-- BEGIN Extracted records --
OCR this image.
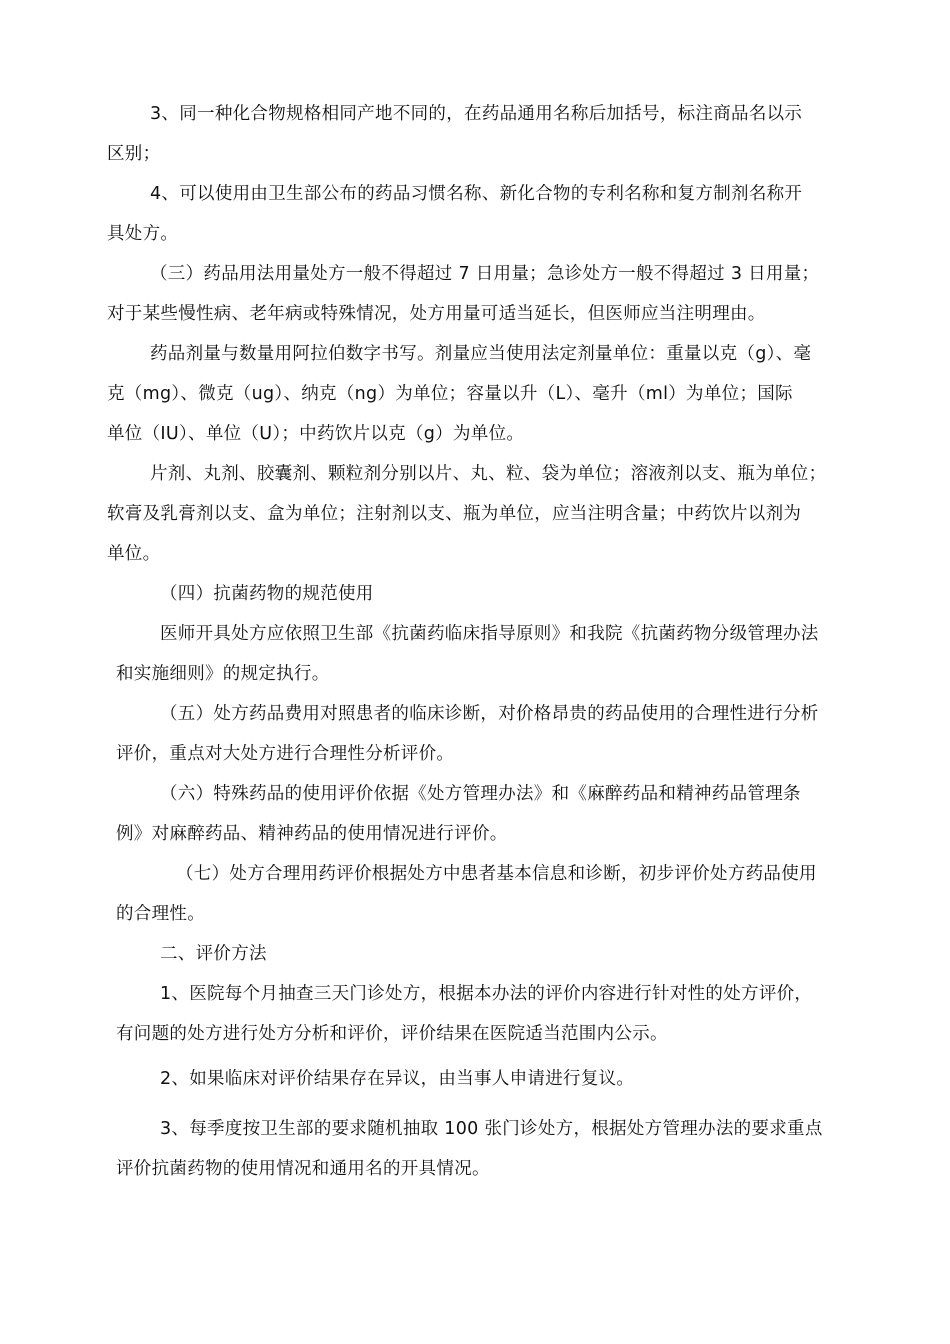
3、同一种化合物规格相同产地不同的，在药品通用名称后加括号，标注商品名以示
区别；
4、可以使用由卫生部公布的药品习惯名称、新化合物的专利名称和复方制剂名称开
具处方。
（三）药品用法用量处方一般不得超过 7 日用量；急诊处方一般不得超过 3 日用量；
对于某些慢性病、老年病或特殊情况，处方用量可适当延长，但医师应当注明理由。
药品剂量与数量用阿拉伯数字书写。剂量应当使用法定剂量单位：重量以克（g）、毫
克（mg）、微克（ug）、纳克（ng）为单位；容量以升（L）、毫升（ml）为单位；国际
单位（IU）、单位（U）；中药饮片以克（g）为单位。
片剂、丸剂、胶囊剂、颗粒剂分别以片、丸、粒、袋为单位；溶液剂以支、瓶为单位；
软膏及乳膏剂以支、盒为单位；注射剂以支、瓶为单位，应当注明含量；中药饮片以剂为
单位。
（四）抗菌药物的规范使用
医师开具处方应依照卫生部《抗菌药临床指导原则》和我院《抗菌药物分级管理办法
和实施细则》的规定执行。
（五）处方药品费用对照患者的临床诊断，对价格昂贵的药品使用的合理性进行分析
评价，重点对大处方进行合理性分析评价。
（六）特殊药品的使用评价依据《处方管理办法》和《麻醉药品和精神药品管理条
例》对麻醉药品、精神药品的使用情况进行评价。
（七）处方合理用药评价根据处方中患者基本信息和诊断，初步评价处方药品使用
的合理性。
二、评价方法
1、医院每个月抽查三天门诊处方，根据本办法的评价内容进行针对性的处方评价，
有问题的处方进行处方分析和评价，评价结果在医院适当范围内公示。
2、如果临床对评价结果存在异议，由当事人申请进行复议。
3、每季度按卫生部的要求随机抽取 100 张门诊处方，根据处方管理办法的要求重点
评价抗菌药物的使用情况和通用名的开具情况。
-- END Extracted records --
* **Short problem**:
Transcribe every record above exactly as written, leaving out any pictures.

* **Output for this task**:
OCR this image.
3、同一种化合物规格相同产地不同的，在药品通用名称后加括号，标注商品名以示
区别；
4、可以使用由卫生部公布的药品习惯名称、新化合物的专利名称和复方制剂名称开
具处方。
（三）药品用法用量处方一般不得超过 7 日用量；急诊处方一般不得超过 3 日用量；
对于某些慢性病、老年病或特殊情况，处方用量可适当延长，但医师应当注明理由。
药品剂量与数量用阿拉伯数字书写。剂量应当使用法定剂量单位：重量以克（g）、毫
克（mg）、微克（ug）、纳克（ng）为单位；容量以升（L）、毫升（ml）为单位；国际
单位（IU）、单位（U）；中药饮片以克（g）为单位。
片剂、丸剂、胶囊剂、颗粒剂分别以片、丸、粒、袋为单位；溶液剂以支、瓶为单位；
软膏及乳膏剂以支、盒为单位；注射剂以支、瓶为单位，应当注明含量；中药饮片以剂为
单位。
（四）抗菌药物的规范使用
医师开具处方应依照卫生部《抗菌药临床指导原则》和我院《抗菌药物分级管理办法
和实施细则》的规定执行。
（五）处方药品费用对照患者的临床诊断，对价格昂贵的药品使用的合理性进行分析
评价，重点对大处方进行合理性分析评价。
（六）特殊药品的使用评价依据《处方管理办法》和《麻醉药品和精神药品管理条
例》对麻醉药品、精神药品的使用情况进行评价。
（七）处方合理用药评价根据处方中患者基本信息和诊断，初步评价处方药品使用
的合理性。
二、评价方法
1、医院每个月抽查三天门诊处方，根据本办法的评价内容进行针对性的处方评价，
有问题的处方进行处方分析和评价，评价结果在医院适当范围内公示。
2、如果临床对评价结果存在异议，由当事人申请进行复议。
3、每季度按卫生部的要求随机抽取 100 张门诊处方，根据处方管理办法的要求重点
评价抗菌药物的使用情况和通用名的开具情况。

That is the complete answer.